**AIM OF THE TASK**. Copy each line of the material below that includes the string "this".

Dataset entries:
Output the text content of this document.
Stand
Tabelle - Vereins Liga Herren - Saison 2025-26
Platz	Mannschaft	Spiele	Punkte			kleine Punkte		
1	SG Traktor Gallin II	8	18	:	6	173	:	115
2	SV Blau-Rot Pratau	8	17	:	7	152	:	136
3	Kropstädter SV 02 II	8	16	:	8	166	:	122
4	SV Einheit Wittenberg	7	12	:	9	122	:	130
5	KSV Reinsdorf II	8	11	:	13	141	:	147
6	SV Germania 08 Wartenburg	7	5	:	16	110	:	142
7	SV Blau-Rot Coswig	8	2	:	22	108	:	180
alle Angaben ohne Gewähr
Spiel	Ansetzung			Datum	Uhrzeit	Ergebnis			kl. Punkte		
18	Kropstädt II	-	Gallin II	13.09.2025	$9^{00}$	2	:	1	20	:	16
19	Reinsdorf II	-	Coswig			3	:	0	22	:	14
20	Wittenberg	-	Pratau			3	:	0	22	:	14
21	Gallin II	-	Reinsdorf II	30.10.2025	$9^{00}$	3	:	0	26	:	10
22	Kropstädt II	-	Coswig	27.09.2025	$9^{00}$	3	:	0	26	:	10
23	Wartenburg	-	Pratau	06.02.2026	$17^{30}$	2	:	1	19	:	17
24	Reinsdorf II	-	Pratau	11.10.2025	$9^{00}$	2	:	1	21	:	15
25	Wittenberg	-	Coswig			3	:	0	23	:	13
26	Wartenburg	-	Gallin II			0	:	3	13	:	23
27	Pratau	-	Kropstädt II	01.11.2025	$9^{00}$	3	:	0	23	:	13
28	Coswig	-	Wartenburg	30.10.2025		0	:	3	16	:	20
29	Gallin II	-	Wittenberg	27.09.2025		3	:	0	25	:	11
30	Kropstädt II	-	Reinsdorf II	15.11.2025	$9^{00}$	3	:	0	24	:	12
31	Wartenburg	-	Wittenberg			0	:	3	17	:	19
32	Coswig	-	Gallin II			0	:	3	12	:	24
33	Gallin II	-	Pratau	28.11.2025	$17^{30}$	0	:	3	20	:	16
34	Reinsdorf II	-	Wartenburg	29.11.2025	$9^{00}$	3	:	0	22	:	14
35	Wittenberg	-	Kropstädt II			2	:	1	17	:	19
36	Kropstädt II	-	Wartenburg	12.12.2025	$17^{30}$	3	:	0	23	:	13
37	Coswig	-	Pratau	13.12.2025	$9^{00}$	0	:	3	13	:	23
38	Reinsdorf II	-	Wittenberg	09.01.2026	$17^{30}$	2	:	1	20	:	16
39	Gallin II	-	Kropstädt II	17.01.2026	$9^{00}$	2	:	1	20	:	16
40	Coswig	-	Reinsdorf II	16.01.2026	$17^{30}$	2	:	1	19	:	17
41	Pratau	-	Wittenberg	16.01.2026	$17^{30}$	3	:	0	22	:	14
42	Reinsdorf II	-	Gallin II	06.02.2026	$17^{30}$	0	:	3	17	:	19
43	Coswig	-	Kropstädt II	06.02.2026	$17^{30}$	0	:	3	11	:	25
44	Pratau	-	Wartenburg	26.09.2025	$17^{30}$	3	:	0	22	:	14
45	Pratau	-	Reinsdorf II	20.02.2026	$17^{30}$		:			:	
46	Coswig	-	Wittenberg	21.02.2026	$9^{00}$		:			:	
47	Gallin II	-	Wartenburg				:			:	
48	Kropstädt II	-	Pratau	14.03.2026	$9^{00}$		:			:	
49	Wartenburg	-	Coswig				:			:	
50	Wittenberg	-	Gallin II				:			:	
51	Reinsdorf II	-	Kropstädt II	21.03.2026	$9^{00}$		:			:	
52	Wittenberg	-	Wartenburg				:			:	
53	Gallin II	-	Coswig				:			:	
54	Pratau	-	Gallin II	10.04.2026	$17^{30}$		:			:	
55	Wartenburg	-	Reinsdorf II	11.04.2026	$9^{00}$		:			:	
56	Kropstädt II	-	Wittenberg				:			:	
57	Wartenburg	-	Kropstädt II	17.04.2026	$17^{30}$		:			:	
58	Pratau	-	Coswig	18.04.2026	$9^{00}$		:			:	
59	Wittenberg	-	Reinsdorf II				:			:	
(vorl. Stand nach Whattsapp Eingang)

--

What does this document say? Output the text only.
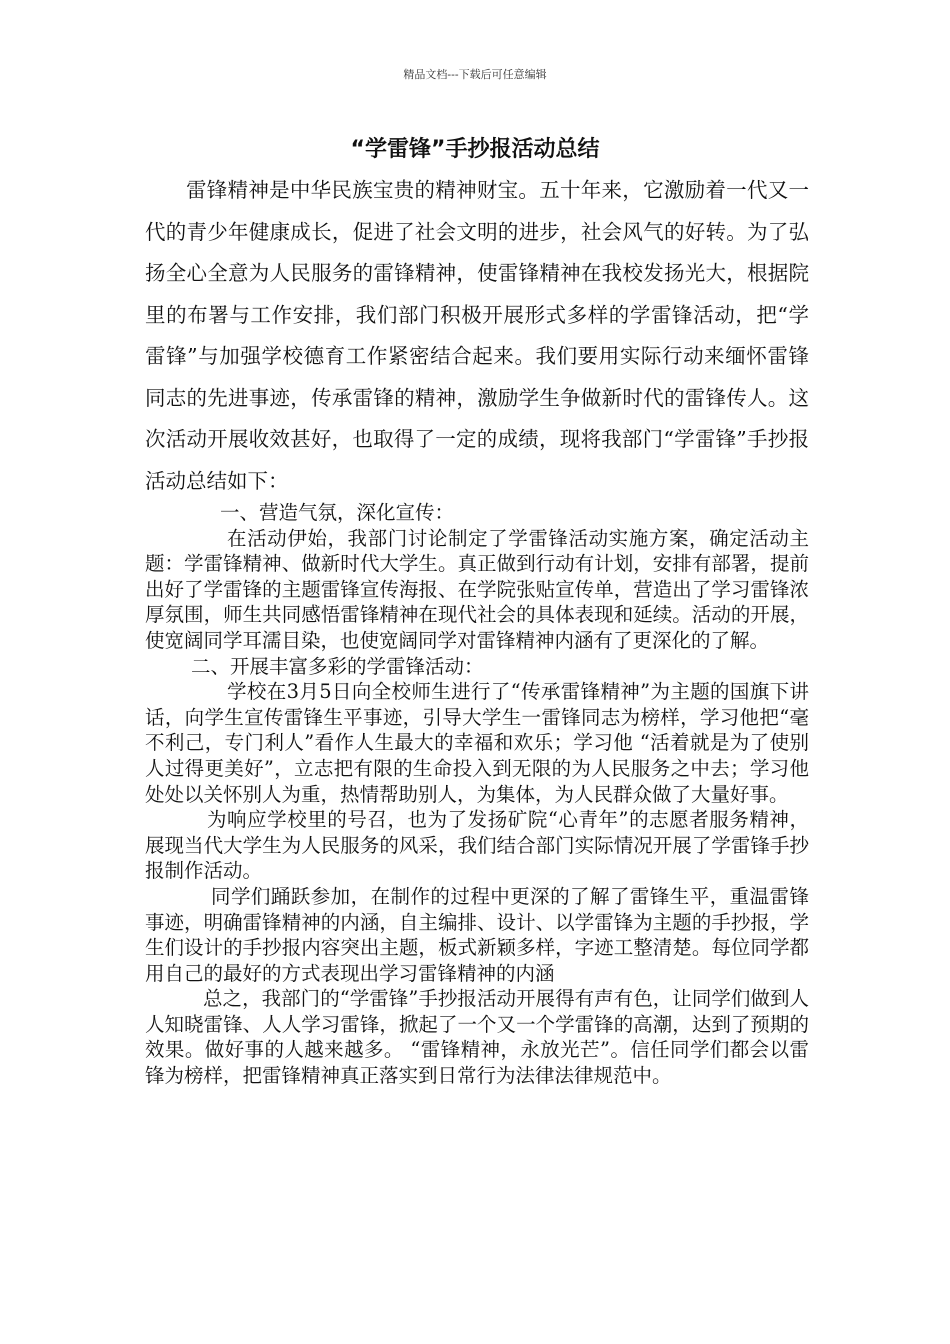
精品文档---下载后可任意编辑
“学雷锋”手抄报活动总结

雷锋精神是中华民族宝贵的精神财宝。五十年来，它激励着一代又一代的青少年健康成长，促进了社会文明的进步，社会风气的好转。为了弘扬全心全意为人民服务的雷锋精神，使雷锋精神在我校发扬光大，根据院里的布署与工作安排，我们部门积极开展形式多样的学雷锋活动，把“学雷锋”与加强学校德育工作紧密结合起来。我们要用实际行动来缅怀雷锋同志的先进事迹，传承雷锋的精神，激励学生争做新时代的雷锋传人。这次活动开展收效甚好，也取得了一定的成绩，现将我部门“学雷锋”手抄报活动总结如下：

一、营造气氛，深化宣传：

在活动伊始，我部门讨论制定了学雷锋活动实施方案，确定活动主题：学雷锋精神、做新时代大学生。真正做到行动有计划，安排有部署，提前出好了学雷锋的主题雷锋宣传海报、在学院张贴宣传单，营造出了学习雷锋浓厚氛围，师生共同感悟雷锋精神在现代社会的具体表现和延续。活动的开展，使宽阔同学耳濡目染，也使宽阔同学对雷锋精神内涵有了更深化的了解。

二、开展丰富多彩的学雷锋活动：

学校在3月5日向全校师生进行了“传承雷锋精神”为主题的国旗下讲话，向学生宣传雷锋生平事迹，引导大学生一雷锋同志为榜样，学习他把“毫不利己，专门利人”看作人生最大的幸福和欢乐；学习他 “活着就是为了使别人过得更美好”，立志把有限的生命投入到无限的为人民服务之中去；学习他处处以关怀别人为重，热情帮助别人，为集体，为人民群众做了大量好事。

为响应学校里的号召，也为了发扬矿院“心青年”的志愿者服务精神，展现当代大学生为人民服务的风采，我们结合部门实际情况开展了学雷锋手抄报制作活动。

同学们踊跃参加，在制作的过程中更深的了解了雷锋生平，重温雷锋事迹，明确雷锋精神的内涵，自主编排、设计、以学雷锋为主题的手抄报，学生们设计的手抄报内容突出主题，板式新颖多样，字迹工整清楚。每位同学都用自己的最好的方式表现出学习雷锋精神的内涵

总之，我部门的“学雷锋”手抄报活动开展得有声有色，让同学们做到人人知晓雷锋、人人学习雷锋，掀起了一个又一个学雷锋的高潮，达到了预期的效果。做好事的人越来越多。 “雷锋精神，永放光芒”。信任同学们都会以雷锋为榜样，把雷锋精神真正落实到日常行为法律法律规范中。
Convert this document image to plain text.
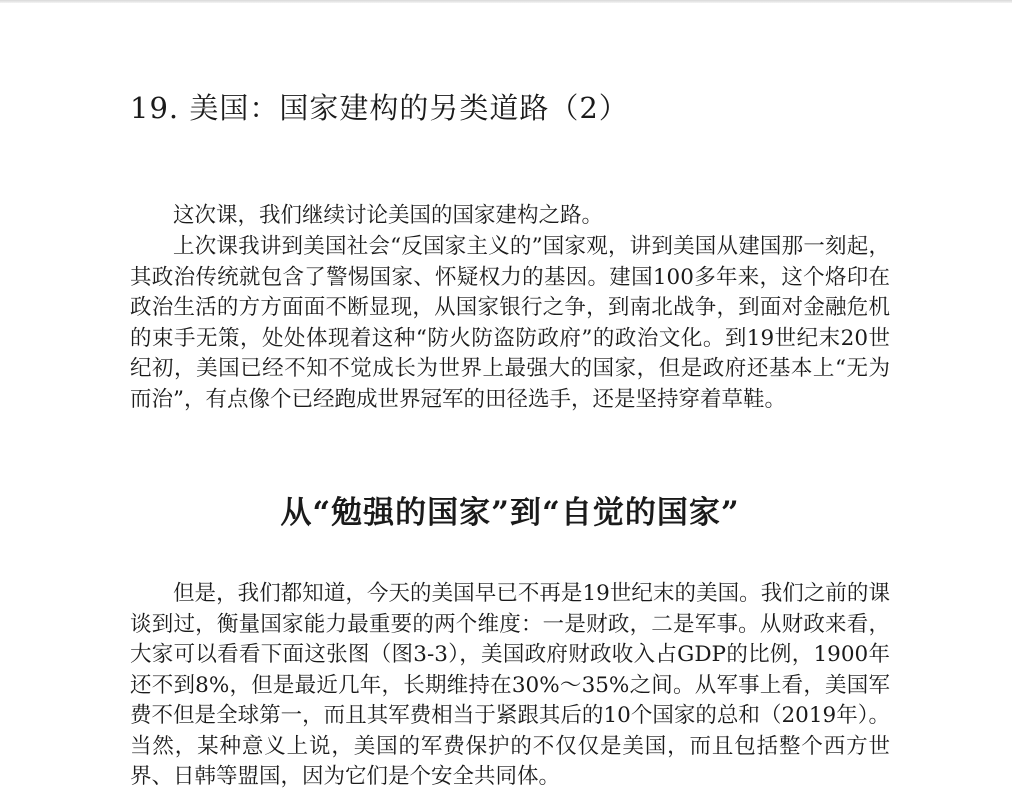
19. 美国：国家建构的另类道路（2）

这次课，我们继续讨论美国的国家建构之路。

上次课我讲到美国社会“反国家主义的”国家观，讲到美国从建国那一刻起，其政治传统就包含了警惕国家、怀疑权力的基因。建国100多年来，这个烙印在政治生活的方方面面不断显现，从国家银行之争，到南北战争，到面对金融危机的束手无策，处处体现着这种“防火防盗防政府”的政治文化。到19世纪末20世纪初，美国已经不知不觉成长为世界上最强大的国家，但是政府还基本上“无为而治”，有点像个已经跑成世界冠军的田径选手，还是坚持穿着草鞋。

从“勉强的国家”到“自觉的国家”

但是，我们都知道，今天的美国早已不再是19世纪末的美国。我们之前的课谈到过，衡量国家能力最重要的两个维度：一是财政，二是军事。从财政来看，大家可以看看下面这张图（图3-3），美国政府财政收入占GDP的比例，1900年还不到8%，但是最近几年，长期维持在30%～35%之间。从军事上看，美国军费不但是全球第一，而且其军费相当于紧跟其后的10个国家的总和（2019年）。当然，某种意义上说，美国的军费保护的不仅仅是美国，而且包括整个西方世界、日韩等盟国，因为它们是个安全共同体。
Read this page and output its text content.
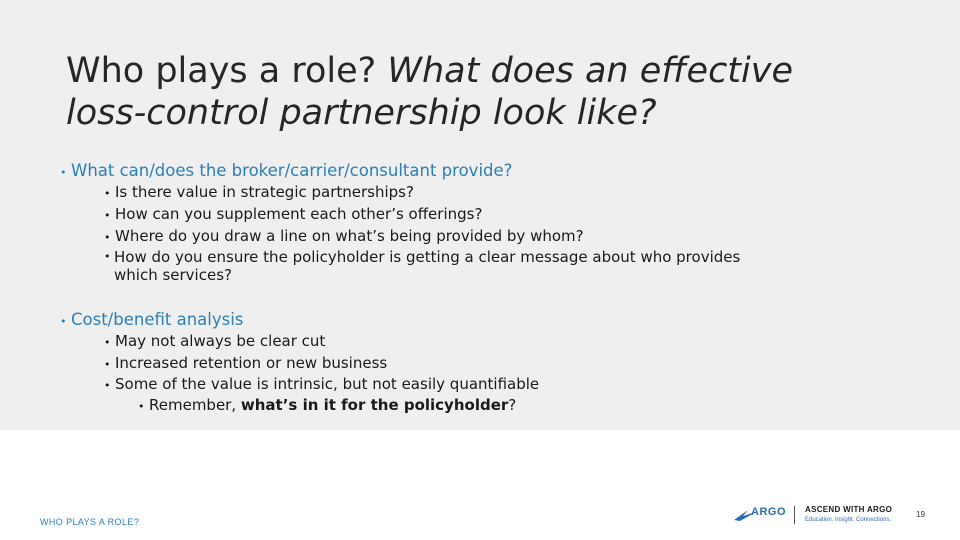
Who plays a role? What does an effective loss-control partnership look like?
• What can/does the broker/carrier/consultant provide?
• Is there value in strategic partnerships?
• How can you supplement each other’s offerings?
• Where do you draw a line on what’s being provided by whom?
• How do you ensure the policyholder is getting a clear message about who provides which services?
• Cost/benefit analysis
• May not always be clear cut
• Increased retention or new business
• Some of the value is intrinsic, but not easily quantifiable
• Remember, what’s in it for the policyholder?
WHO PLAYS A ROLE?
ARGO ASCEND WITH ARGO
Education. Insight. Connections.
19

...

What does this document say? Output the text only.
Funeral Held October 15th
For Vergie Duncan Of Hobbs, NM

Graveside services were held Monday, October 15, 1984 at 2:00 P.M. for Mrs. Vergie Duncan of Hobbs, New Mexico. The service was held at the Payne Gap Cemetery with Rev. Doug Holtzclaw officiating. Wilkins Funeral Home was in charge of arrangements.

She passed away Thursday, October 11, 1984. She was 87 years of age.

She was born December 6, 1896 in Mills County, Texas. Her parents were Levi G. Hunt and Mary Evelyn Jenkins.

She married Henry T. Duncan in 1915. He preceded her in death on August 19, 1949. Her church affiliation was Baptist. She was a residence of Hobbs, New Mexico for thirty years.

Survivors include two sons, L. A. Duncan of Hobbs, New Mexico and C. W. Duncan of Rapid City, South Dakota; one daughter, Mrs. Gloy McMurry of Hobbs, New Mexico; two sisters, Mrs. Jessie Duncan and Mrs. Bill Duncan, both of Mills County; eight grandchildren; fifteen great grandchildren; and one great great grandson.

**EXERCISE ANSWER**.
Output the text content of this document.
What does this document say? Output the text only.
Convert this document image to plain text.
Read this page and output its text content.
What does this document say? Output the text only.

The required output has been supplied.